Benares the Secret City - Verse & Hymns is a fascinating volume of verse, and a first of this kind, where the poet pens the verse and hymns on her experience of the city of Benares, and translates her experiences into words and images. The book is a rare combination of spiritual and scientific thoughts, material and metaphysical, ancient and contemporary, religion and sometimes denial of it. The poet mentioned and penned verses on Kashi Viswanath temple, Dashashwamedh Ghat, Manmandir Ghat, the observatory on the same Ghat, the Manikamika Ghat, the Harishchandra Ghat, the Sankat Mochan Hanuman Temple and also on bazaars, airports and hotels. There are several poems on the celebration of death in the city. Death does not unnerves the residents of the city and they have learnt to celebrate death as she realises at the end that end is just the beginning that Lord Shiva is the Ultimate protector who destroys to create creates to destroy.
Standing on the river bank and contemplating on the creative, preservative and destructive aspects of Lord Shiva and Shaivism, her mind gets filled with metaphysical thoughts.
The volume perplexes the readers as they move from the myth, history to the contemporary state of the city. With all its contradictions the city has magic and this enchantment that the poet experiences, when she stands on the river bank, comes out from the Airtport, stands near the library at BHU or worships Lord Visheswara. Her love for the Lord Shiva and His city is profound, Hindus just want to have moksha or liberation ... from suffering and from the material world. An intellectual approach to Shaivism fascinates the poet. Kashi as a eminent city, the city of learning from the time immemorial is a modem city and amidst its contemporary mind set there exists a giant philosophy that this book has tried to portray.
The combination of mundane and spiritual, alternate currents of death and dignity, death and existence, state of women in the context of the city and in general, beauty of the river bank and dust and filth, modem and ancient state are all combined are transferred! translated into verses.
The author of Shiva and Shakti in Indian Mythology, The Cosmic Dance of Shiva and Tantra, Mantra and Yantra has created yet another wonderful book on Lord Shiva, but this time it is a volume of verse.
About the Author
An author and a poet of eminence, Mandira Ghosh was born in Kolkata on 23ro February, 1955. She is a graduate from Indraprastha College, Delhi University and a post graduate in English Literature. She is presently the treasurer of The Poetry Society (India). Mandira Ghosh in her work has arrived at a point where science meets philosophy, literature and all arts. She is a diploma holder in Journalism from Bharatiya Vidya Bhavan, New Delhi and has also obtained B. Ed degree. Her acclaimed books include Aroma (Poetry), New Sun (Poetry), Song in a City (Novel), The Folk Music of the Himalayas, The Cosmic Dance of Shiva, Shiva and Shakti in Indian Mythology, Tantra, Mantra and Yantra, Cosmic Tour(Poetry), and Impact of Famine on Bengali Literature. For her contribution to Indian literature, she has been awarded Senior Fellowship by the Ministry of Culture, Government of India. A distinction holder in Chemistry, Mandira has used scientific terms in poetry. A multi dimensional personality and an extremely disciplined writer she apart from being a poet, is a novelist, researcher, poet critic, thinker and philosopher. She has received the Editor's Choice Award twice in the North American Open Poetry Contest in 1993 and also in July, 2003.

● RECORDS SHOWN
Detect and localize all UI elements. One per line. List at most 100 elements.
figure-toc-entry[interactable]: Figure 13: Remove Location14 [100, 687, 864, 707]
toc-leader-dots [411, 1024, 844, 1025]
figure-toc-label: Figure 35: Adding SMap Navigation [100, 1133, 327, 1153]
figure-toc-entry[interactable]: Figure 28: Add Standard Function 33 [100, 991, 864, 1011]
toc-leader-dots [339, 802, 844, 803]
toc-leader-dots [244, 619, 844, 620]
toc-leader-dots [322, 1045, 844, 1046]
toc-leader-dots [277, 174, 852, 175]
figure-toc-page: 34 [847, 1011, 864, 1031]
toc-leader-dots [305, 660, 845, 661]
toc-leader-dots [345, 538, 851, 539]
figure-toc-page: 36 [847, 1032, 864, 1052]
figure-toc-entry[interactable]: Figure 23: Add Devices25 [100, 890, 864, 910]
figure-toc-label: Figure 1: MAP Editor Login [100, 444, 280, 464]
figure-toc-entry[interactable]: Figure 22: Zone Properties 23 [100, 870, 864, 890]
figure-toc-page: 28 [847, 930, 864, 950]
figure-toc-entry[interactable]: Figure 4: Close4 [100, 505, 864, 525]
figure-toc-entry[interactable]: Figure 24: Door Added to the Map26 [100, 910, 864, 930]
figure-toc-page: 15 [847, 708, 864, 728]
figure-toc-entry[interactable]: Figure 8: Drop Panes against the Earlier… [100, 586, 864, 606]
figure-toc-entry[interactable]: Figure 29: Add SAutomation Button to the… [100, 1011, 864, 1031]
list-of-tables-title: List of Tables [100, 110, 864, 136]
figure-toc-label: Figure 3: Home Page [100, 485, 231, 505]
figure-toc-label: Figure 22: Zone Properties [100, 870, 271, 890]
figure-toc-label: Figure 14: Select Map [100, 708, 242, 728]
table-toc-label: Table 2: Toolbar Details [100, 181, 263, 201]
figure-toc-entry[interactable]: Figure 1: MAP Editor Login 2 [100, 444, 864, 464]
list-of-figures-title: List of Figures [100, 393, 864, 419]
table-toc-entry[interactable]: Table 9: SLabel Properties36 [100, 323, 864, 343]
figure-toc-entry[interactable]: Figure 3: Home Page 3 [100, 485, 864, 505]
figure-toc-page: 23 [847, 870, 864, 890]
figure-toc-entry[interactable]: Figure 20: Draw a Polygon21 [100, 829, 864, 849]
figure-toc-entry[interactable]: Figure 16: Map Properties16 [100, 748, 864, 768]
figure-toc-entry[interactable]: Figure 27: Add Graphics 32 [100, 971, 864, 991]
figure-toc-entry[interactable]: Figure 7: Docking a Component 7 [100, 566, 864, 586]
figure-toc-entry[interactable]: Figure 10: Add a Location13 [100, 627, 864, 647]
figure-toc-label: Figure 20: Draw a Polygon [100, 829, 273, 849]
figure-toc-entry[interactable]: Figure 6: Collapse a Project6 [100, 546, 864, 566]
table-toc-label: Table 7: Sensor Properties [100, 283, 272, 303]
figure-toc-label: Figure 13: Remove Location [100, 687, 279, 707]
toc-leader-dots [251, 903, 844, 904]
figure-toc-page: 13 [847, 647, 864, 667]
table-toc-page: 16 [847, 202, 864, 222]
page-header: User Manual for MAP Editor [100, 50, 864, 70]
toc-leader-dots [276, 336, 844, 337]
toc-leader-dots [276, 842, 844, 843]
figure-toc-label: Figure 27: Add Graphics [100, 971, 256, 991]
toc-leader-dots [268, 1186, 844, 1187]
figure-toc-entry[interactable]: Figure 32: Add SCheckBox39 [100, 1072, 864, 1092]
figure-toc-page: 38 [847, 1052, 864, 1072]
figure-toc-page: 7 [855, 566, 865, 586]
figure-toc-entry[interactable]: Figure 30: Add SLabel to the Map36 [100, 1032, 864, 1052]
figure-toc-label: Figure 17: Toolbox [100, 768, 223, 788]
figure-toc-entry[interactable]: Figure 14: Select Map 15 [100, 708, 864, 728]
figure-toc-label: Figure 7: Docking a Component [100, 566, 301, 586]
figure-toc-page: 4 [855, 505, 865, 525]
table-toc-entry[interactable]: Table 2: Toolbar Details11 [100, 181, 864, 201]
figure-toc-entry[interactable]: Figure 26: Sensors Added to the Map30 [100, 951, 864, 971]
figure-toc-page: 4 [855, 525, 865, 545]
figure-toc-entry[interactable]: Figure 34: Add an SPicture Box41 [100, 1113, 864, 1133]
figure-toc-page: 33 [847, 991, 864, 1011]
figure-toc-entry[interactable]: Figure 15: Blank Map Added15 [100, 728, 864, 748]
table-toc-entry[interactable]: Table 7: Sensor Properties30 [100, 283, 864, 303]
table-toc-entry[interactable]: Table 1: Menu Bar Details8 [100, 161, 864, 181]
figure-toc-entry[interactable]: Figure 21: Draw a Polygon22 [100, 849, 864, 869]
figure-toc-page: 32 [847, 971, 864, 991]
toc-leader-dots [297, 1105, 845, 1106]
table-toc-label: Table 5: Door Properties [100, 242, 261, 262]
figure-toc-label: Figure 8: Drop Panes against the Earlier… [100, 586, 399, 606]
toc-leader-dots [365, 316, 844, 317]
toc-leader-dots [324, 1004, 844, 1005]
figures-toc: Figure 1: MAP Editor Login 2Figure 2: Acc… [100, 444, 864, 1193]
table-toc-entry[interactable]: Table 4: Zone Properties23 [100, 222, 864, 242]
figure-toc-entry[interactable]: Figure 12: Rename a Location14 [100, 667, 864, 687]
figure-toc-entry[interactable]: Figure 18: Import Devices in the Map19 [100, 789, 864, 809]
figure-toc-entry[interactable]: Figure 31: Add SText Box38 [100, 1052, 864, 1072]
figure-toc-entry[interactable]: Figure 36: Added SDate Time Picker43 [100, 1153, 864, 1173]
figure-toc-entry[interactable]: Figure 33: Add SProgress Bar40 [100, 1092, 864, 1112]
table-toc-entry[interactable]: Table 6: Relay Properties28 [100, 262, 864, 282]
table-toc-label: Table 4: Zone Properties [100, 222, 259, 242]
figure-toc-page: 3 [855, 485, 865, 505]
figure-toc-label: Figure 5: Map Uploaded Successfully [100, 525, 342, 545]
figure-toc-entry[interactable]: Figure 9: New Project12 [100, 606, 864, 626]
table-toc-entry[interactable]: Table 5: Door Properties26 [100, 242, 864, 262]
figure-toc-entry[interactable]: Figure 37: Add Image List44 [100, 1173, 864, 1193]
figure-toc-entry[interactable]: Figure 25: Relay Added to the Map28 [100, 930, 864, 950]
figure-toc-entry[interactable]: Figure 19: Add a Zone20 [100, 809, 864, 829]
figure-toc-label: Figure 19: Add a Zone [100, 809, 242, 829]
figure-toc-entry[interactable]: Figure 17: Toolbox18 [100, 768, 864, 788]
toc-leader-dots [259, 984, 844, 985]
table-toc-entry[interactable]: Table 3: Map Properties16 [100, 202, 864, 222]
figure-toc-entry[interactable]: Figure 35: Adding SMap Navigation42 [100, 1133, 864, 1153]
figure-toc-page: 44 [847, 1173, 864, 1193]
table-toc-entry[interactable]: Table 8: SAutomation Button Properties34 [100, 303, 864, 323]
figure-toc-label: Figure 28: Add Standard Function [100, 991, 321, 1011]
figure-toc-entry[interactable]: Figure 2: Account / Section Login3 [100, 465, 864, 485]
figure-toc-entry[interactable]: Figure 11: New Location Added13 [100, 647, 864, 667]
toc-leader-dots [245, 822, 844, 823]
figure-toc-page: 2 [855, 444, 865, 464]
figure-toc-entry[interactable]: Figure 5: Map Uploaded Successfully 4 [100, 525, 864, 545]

● JOBS
1: Answer these questions from the book description, one line each:
(a) Of which organization is Mandira Ghosh currently the treasurer?
(b) From which institution does she hold a diploma in Journalism?
(c) Which Hanuman temple is named among the places the poet wrote verses on?
2: Reproduce the book description from the words "The combination of" up to and including the words "translated into verses.".

● SOLUTIONS BELOW
1:
(a) The Poetry Society (India)
(b) Bharatiya Vidya Bhavan, New Delhi
(c) The Sankat Mochan Hanuman Temple

2:
The combination of mundane and spiritual, alternate currents of death and dignity, death and existence, state of women in the context of the city and in general, beauty of the river bank and dust and filth, modem and ancient state are all combined are transferred! translated into verses.